[Records from a data source]
--- BEGIN ---
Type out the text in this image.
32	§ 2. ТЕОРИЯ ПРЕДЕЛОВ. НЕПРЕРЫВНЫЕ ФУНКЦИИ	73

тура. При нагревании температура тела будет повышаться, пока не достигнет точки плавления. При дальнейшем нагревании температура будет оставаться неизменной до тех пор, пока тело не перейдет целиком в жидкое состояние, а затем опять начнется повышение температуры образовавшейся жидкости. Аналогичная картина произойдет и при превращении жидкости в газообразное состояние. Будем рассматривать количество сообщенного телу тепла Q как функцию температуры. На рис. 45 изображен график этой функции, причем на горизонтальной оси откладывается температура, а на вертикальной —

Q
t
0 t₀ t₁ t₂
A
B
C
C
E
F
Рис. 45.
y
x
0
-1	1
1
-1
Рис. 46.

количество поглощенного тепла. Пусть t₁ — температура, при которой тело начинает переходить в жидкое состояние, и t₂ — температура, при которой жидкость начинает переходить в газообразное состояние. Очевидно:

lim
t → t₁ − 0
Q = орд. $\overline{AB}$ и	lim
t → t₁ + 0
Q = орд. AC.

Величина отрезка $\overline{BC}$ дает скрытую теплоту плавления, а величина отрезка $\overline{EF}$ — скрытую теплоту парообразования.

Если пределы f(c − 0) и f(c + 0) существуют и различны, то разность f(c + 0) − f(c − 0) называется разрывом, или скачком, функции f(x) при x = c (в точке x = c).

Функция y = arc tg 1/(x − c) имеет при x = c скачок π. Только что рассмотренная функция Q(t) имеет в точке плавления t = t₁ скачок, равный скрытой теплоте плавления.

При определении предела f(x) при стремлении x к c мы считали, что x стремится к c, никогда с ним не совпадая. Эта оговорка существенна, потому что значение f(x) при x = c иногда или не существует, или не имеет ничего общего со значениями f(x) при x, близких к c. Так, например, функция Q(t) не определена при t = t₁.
--- END ---
EXERCISE — Extract the listing in its entirety, matching it exactly.

PROBLEM SOLUTION —
Type out the text in this image.
32	§ 2. ТЕОРИЯ ПРЕДЕЛОВ. НЕПРЕРЫВНЫЕ ФУНКЦИИ	73

тура. При нагревании температура тела будет повышаться, пока не достигнет точки плавления. При дальнейшем нагревании температура будет оставаться неизменной до тех пор, пока тело не перейдет целиком в жидкое состояние, а затем опять начнется повышение температуры образовавшейся жидкости. Аналогичная картина произойдет и при превращении жидкости в газообразное состояние. Будем рассматривать количество сообщенного телу тепла Q как функцию температуры. На рис. 45 изображен график этой функции, причем на горизонтальной оси откладывается температура, а на вертикальной —

Q
t
0 t₀ t₁ t₂
A
B
C
C
E
F
Рис. 45.
y
x
0
-1	1
1
-1
Рис. 46.

количество поглощенного тепла. Пусть t₁ — температура, при которой тело начинает переходить в жидкое состояние, и t₂ — температура, при которой жидкость начинает переходить в газообразное состояние. Очевидно:

lim
t → t₁ − 0
Q = орд. $\overline{AB}$ и	lim
t → t₁ + 0
Q = орд. AC.

Величина отрезка $\overline{BC}$ дает скрытую теплоту плавления, а величина отрезка $\overline{EF}$ — скрытую теплоту парообразования.

Если пределы f(c − 0) и f(c + 0) существуют и различны, то разность f(c + 0) − f(c − 0) называется разрывом, или скачком, функции f(x) при x = c (в точке x = c).

Функция y = arc tg 1/(x − c) имеет при x = c скачок π. Только что рассмотренная функция Q(t) имеет в точке плавления t = t₁ скачок, равный скрытой теплоте плавления.

При определении предела f(x) при стремлении x к c мы считали, что x стремится к c, никогда с ним не совпадая. Эта оговорка существенна, потому что значение f(x) при x = c иногда или не существует, или не имеет ничего общего со значениями f(x) при x, близких к c. Так, например, функция Q(t) не определена при t = t₁.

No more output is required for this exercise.